> **Text shown**

In “The Heart Is a Shifting Sea,” Flock seeks to understand the evolution of Indian marriages.... What unfolds is a book that truly is impossible to put down.... A book that would have merited wide readership as a narrative of three marriages struggles to capture the nuances of a country in transition. Flock strives to meet the challenge by layering in historical detail. But facts sometimes get the better of her.
—Washington Post
This intimate portrait illuminates how the marriages fluctuate between stability and dissolution. Infidelity, infertility, isolation and illness threaten the very foundations of these unions, and unfulfilled goals and dashed dreams exacerbate the tensions. The couples struggle, at times mightily, to honor their vows. Their honesty and authenticity speak volumes about how much they trusted Flock with their stories. Among the book's many strengths, Flock abstains from generalizing about India or Indian marriages. Instead, she nimbly captures the interiority of her subjects.
—Minneapolis Star Tribune
In the mode of Katherine Boo and Adrian Nicole LeBlanc, Flock absents herself from the narrative, allowing us to enter the lives of her subjects and witness moments of almost unbearable intimacy.... A small armada of books have explored the aspirations of India's booming middle class, including the excellent “The Beautiful and the Damned” by Siddhartha Deb and “The End of Karma” by Somini Sengupta, a reporter at The Times. What distinguishes Flock's take is her interest in and access to the inner lives of married women who face particular constraints...
—New York Times
Like Katharine Boo — who synthesized hours of research into a cinematic account of slum life in “Behind the Beautiful Forevers” — Flock writes about her subjects with omniscient authority. But unlike Boo, who was working across formidable economic and linguistic barriers, Flock has embedded herself among educated, English-speaking, middle-class Indians. Flock's subjects read novels by Chimamanda Adichie and Jeffrey Eugenides, and watch “Friends” reruns.... Flock strives mightily to avoid cliché, with mixed success.... Still, on balance, Flock is a careful, diplomatic interpreter of modern Indian life. Distilling large swaths of culture and history into brief, well-deployed asides, she keeps her focus on the couples themselves. It's a good strategy. What's extraordinary about “The Heart Is a Shifting Sea” is the apparent ease with which Flock has unlocked these marriages.... “The Heart Is a Shifting Sea” is a sober portrait of middle-class yearning — an earnest inquiry into what it is one might reasonably dream of finding in marriage.

> **Exercise A**
Output the records from their first line up to and including the line that contains "wifi-icon [398, 22, 422, 47]", reproducing those lines exactly.
The review excerpts and the records come from separate, unrelated sources.

> **Listed records**
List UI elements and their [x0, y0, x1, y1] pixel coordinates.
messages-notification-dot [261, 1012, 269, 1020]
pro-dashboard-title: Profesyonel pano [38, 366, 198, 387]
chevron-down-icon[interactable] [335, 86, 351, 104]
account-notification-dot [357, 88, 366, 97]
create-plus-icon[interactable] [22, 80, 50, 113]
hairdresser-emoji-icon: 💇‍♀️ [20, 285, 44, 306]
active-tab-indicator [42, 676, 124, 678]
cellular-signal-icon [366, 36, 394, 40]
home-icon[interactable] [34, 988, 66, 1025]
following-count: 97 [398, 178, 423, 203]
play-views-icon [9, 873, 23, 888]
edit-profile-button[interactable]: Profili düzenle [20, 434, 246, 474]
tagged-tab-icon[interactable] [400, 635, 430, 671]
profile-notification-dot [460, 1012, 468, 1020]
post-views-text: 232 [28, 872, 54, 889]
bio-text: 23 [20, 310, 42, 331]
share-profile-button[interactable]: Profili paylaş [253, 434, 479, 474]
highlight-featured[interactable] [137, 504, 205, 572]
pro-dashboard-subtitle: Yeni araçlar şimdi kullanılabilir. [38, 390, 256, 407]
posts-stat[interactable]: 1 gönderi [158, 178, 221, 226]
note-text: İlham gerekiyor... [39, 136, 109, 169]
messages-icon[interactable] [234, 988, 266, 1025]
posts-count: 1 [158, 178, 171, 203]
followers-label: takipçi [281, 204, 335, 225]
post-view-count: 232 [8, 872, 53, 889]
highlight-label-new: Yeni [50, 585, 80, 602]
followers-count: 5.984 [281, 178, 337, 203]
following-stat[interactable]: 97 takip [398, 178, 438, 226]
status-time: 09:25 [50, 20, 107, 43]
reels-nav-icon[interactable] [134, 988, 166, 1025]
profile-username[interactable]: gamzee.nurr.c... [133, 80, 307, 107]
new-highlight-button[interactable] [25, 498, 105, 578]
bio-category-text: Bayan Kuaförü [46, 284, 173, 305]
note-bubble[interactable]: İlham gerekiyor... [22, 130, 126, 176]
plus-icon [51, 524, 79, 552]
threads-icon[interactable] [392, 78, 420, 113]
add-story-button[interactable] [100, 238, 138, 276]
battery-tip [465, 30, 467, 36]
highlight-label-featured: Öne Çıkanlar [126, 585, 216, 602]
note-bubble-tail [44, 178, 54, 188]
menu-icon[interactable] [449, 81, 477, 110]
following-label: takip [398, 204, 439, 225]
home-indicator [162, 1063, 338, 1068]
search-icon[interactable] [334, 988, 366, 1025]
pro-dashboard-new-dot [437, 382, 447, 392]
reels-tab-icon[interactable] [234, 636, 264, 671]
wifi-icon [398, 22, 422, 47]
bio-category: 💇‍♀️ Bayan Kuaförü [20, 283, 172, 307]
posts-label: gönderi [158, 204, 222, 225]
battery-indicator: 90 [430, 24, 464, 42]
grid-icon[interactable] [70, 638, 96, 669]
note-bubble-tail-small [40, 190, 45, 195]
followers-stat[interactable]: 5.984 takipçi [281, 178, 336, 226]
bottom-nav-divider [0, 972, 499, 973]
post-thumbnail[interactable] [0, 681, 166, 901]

> **Exercise B**
State whether each statement agrees with the review excerpts, answering yes or no and quoting the deciding words exactly: (i) The Minneapolis Star Tribune excerpt says Flock avoids generalizing about India or Indian marriages. (ii) The New York Times excerpt says Flock places herself prominently in the narrative. (iii) One excerpt says Flock's subjects are working-class Indians who do not speak English.

> **Exercise response A**
List UI elements and their [x0, y0, x1, y1] pixel coordinates.
messages-notification-dot [261, 1012, 269, 1020]
pro-dashboard-title: Profesyonel pano [38, 366, 198, 387]
chevron-down-icon[interactable] [335, 86, 351, 104]
account-notification-dot [357, 88, 366, 97]
create-plus-icon[interactable] [22, 80, 50, 113]
hairdresser-emoji-icon: 💇‍♀️ [20, 285, 44, 306]
active-tab-indicator [42, 676, 124, 678]
cellular-signal-icon [366, 36, 394, 40]
home-icon[interactable] [34, 988, 66, 1025]
following-count: 97 [398, 178, 423, 203]
play-views-icon [9, 873, 23, 888]
edit-profile-button[interactable]: Profili düzenle [20, 434, 246, 474]
tagged-tab-icon[interactable] [400, 635, 430, 671]
profile-notification-dot [460, 1012, 468, 1020]
post-views-text: 232 [28, 872, 54, 889]
bio-text: 23 [20, 310, 42, 331]
share-profile-button[interactable]: Profili paylaş [253, 434, 479, 474]
highlight-featured[interactable] [137, 504, 205, 572]
pro-dashboard-subtitle: Yeni araçlar şimdi kullanılabilir. [38, 390, 256, 407]
posts-stat[interactable]: 1 gönderi [158, 178, 221, 226]
note-text: İlham gerekiyor... [39, 136, 109, 169]
messages-icon[interactable] [234, 988, 266, 1025]
posts-count: 1 [158, 178, 171, 203]
followers-label: takipçi [281, 204, 335, 225]
post-view-count: 232 [8, 872, 53, 889]
highlight-label-new: Yeni [50, 585, 80, 602]
followers-count: 5.984 [281, 178, 337, 203]
following-stat[interactable]: 97 takip [398, 178, 438, 226]
status-time: 09:25 [50, 20, 107, 43]
reels-nav-icon[interactable] [134, 988, 166, 1025]
profile-username[interactable]: gamzee.nurr.c... [133, 80, 307, 107]
new-highlight-button[interactable] [25, 498, 105, 578]
bio-category-text: Bayan Kuaförü [46, 284, 173, 305]
note-bubble[interactable]: İlham gerekiyor... [22, 130, 126, 176]
plus-icon [51, 524, 79, 552]
threads-icon[interactable] [392, 78, 420, 113]
add-story-button[interactable] [100, 238, 138, 276]
battery-tip [465, 30, 467, 36]
highlight-label-featured: Öne Çıkanlar [126, 585, 216, 602]
note-bubble-tail [44, 178, 54, 188]
menu-icon[interactable] [449, 81, 477, 110]
following-label: takip [398, 204, 439, 225]
home-indicator [162, 1063, 338, 1068]
search-icon[interactable] [334, 988, 366, 1025]
pro-dashboard-new-dot [437, 382, 447, 392]
reels-tab-icon[interactable] [234, 636, 264, 671]
wifi-icon [398, 22, 422, 47]

> **Exercise response B**
(i) Yes: "Flock abstains from generalizing about India or Indian marriages."
(ii) No: "Flock absents herself from the narrative"
(iii) No: "Flock has embedded herself among educated, English-speaking, middle-class Indians."